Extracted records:
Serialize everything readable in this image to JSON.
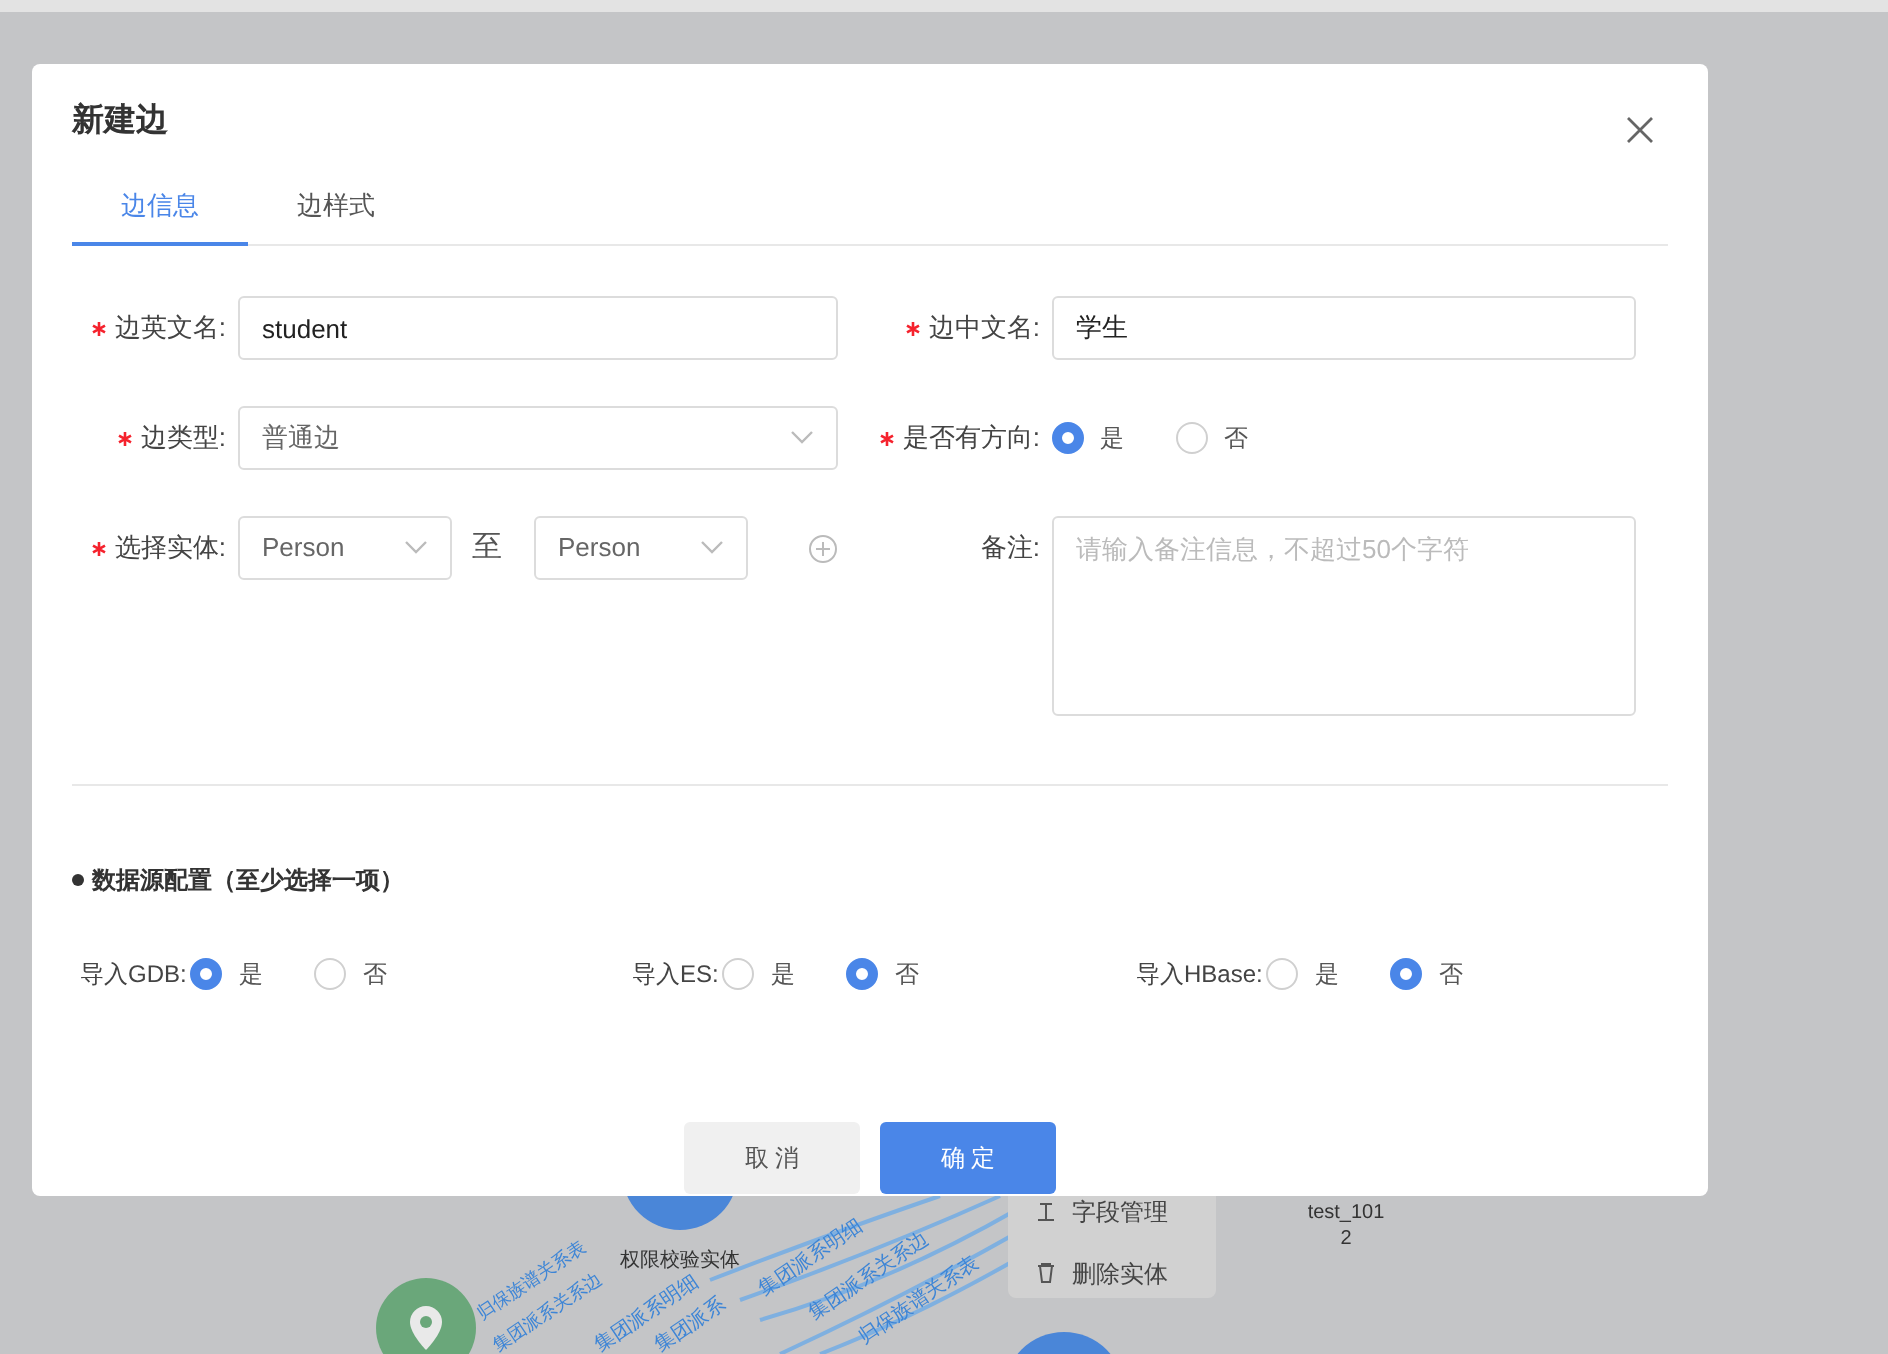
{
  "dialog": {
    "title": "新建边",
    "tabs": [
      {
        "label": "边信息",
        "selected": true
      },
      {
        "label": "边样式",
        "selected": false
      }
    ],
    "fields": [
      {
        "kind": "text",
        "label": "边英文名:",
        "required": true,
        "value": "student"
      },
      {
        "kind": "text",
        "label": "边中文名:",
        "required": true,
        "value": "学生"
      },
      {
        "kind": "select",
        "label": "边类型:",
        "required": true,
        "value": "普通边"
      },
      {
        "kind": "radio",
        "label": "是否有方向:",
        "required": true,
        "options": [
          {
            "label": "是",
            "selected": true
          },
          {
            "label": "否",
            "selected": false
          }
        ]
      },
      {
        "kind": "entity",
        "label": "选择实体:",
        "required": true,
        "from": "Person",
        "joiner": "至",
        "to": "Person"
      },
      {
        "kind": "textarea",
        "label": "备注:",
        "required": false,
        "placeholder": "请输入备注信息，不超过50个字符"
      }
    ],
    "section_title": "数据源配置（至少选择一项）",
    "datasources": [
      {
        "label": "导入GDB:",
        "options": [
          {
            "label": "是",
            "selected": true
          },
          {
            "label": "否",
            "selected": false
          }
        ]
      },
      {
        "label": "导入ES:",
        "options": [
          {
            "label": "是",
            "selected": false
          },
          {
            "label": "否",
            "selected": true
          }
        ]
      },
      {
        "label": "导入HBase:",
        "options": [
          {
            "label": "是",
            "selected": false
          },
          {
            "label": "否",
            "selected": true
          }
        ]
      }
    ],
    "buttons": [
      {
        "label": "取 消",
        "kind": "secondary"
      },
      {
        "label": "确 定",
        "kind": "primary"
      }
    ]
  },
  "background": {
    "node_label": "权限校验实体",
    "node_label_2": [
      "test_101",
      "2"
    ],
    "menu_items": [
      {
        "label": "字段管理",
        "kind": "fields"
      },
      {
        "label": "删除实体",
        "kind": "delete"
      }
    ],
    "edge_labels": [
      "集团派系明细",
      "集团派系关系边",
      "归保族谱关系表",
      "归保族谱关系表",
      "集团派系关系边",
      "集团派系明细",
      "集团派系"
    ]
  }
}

Task directions = Every record above should be transcribed exactly; the pictures stay out of the copy.

Answer below =
Serialize everything readable in this image to JSON.
{
  "dialog": {
    "title": "新建边",
    "tabs": [
      {
        "label": "边信息",
        "selected": true
      },
      {
        "label": "边样式",
        "selected": false
      }
    ],
    "fields": [
      {
        "kind": "text",
        "label": "边英文名:",
        "required": true,
        "value": "student"
      },
      {
        "kind": "text",
        "label": "边中文名:",
        "required": true,
        "value": "学生"
      },
      {
        "kind": "select",
        "label": "边类型:",
        "required": true,
        "value": "普通边"
      },
      {
        "kind": "radio",
        "label": "是否有方向:",
        "required": true,
        "options": [
          {
            "label": "是",
            "selected": true
          },
          {
            "label": "否",
            "selected": false
          }
        ]
      },
      {
        "kind": "entity",
        "label": "选择实体:",
        "required": true,
        "from": "Person",
        "joiner": "至",
        "to": "Person"
      },
      {
        "kind": "textarea",
        "label": "备注:",
        "required": false,
        "placeholder": "请输入备注信息，不超过50个字符"
      }
    ],
    "section_title": "数据源配置（至少选择一项）",
    "datasources": [
      {
        "label": "导入GDB:",
        "options": [
          {
            "label": "是",
            "selected": true
          },
          {
            "label": "否",
            "selected": false
          }
        ]
      },
      {
        "label": "导入ES:",
        "options": [
          {
            "label": "是",
            "selected": false
          },
          {
            "label": "否",
            "selected": true
          }
        ]
      },
      {
        "label": "导入HBase:",
        "options": [
          {
            "label": "是",
            "selected": false
          },
          {
            "label": "否",
            "selected": true
          }
        ]
      }
    ],
    "buttons": [
      {
        "label": "取 消",
        "kind": "secondary"
      },
      {
        "label": "确 定",
        "kind": "primary"
      }
    ]
  },
  "background": {
    "node_label": "权限校验实体",
    "node_label_2": [
      "test_101",
      "2"
    ],
    "menu_items": [
      {
        "label": "字段管理",
        "kind": "fields"
      },
      {
        "label": "删除实体",
        "kind": "delete"
      }
    ],
    "edge_labels": [
      "集团派系明细",
      "集团派系关系边",
      "归保族谱关系表",
      "归保族谱关系表",
      "集团派系关系边",
      "集团派系明细",
      "集团派系"
    ]
  }
}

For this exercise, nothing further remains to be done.